#### [The exercise]
Pick up the forum thread about the Juggernaut search engine where it stops and keep it going.

Juggernaut GPLd Search Engine
real bio pointed us to Juggernautsearch which actually looks interesting. Its GPLd. It can index 800 million pages every 3 months and deliver 10 million pages a day on a Pentium II. So I guess if you want to run your own Altavista, you can.
I'm sure I'm not the only one who believes that the top-level stories on here should have moderation on them too.
I mean, really! This search engine hardly works at all, only the search part is free (and that's the no-brainer part of any search engine), it certainly doesn't index 800 million pages (I rarely got any results on any queries) and yet they still appear on here like some news item.
Did they pay slashdot? Are they a major stockholder now? What's the deal? Or was once again a story posted that wasn't checked first.
Give me seven million dollars, I'll double check my stories...
Did you even read the page? It's a demo version; you're searching a minimal subset of their database.
Clearly not obvious to the casual observer, and the entire page just doesn't reflect the claimed quality of the engine itself.
It's a botched launch, and right after GPLTrans too.
Yours Truly,
Dan Kaminsky
DoxPara Research
http://www.doxpara.com
Yea, great it's Op So and all, but it's tough to beat Google. Case in point, I run a small site out of my apartment (for about a month now). I have yet to do any search engine placement or promotion, other than meta tagging. A search on Google with my full site name returns a page full of my pages. Also, if you search Google for "Wah" my page just makes it in there at the bottom.
Google rocks!!
+&x
bumppo
http://www.dizz.net/
Basically, we need to get down exactly what to do and how to do it. More developers would be nice too...
Here's part of one of my messages on the list:
You can get on the list at http://www.egroups.com/group/dizz-net.
Have they come out with a search engine yet, that, before giving you the results for your keyword searches, TAKES OUT the 404 errors? That would be something nice. Do your keyword search, and then have the search engine check each and every link to see if there's a 404 or whatever, and if there is, take it out of the results before it hands it over, and save the results it for next time in case someone else does the search.

#### [Stored data]
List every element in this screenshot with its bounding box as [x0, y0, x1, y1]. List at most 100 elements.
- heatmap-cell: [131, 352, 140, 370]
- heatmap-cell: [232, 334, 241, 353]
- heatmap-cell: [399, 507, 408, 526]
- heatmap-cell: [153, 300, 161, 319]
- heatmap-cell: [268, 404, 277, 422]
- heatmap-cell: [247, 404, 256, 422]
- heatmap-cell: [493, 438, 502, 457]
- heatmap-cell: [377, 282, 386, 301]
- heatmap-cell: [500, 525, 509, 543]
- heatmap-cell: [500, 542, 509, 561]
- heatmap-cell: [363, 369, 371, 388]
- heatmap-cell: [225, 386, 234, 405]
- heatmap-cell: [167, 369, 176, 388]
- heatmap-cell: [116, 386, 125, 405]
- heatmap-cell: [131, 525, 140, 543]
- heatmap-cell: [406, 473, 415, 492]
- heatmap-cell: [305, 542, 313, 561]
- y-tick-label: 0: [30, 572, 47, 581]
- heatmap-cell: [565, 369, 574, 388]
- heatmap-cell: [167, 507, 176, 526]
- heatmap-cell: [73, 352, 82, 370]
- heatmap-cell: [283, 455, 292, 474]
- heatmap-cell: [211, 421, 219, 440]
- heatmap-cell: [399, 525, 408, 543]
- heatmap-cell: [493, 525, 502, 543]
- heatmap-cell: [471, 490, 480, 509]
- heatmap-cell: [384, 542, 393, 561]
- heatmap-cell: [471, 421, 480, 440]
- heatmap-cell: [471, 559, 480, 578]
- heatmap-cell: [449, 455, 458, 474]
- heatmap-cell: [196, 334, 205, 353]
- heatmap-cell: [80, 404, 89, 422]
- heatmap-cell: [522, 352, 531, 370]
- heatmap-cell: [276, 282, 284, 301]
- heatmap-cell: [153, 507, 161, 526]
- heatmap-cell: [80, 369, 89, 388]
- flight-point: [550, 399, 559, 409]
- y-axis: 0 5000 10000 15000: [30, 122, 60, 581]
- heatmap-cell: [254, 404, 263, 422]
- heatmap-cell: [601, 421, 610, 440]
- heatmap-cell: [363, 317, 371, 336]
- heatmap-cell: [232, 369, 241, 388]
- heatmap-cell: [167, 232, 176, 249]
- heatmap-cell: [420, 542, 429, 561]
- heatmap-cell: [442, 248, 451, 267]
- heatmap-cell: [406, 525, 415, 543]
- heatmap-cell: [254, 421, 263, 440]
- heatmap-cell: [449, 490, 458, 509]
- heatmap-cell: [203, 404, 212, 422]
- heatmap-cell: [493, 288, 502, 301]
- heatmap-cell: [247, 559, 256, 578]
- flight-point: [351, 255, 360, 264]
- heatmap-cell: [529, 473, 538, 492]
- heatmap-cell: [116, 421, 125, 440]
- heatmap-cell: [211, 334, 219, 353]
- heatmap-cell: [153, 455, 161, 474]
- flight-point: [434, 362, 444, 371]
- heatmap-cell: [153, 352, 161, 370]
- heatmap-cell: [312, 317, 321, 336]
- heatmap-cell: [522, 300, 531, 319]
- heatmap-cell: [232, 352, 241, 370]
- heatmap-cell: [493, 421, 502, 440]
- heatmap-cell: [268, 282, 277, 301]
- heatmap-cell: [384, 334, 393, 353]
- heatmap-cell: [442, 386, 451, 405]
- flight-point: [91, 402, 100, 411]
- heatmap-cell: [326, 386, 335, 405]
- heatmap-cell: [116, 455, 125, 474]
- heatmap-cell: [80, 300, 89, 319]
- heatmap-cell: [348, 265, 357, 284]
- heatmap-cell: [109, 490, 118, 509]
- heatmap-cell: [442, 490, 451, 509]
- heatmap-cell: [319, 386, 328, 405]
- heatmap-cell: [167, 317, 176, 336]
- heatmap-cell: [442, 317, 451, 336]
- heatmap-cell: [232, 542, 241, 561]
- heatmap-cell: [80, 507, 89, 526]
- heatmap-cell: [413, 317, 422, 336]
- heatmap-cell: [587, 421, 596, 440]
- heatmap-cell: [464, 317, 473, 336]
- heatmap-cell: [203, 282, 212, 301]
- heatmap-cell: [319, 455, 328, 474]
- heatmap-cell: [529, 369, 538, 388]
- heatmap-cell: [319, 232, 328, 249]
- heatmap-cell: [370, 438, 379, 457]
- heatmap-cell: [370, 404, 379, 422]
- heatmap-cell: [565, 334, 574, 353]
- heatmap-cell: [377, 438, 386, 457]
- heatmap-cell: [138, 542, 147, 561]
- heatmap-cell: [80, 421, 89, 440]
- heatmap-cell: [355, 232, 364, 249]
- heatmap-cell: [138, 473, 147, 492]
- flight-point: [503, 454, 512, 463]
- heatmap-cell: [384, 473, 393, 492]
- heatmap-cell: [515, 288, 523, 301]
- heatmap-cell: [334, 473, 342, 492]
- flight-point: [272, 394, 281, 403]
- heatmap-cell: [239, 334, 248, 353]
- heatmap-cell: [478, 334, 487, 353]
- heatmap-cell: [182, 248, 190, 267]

#### [Right answer]
Sorry. I pay 19c/mb recvd. No way in hell I'm gonna participate. :-)
Open Source. Closed Minds. We are Slashdot.
Anyone tried it yet. Having a strong, open-sourced search engine would be a tremendous boone to institutions on a tight budget. We have a reasonably large webspace here and we're always watching for effective ways to make the whole thing searchable.
--
Una piccola canzone, un piccolo ballo, poco seltzer giù i vostri pantaloni.
My office has been taken over by iPod people.
For the love of god, LAUNCH RIGHT!
Don't say you can index 800 million pages in three months when your database gives less results that Lycos circa 1996.
Hyperbole is rife in the computer world in general, and it's one of the genuine strengths of the Open Source community that we're very results oriented--Apache gets *results*. Samba *works*, and actually *does* knock NT out of the park in terms of flexibility and feature sets. And so on.
There are exceptions, granted, but we don't stretch our credibility to the breaking point nearly as much as stock-price-manipu^H^H^H^H^H^Hmaximizing corporations practically have to.
My problem with Juggernaut is that, while their technology might be awesome, their online index *isn't*. When you don't even get enough hits back to compare whether the hits are delivered in an optimum order, you know there's a problem. That, combined with the fact that the site looks decidedly 1996'ish(sorry, I know there's a webmaster out there who doesn't like me right now), tarnishes the otherwise excellent announcement that we now ostensibly(pending testing) have an extremely high quantity and quality search engine system, not to mention the birth of a new business model--the internal search engine of external content.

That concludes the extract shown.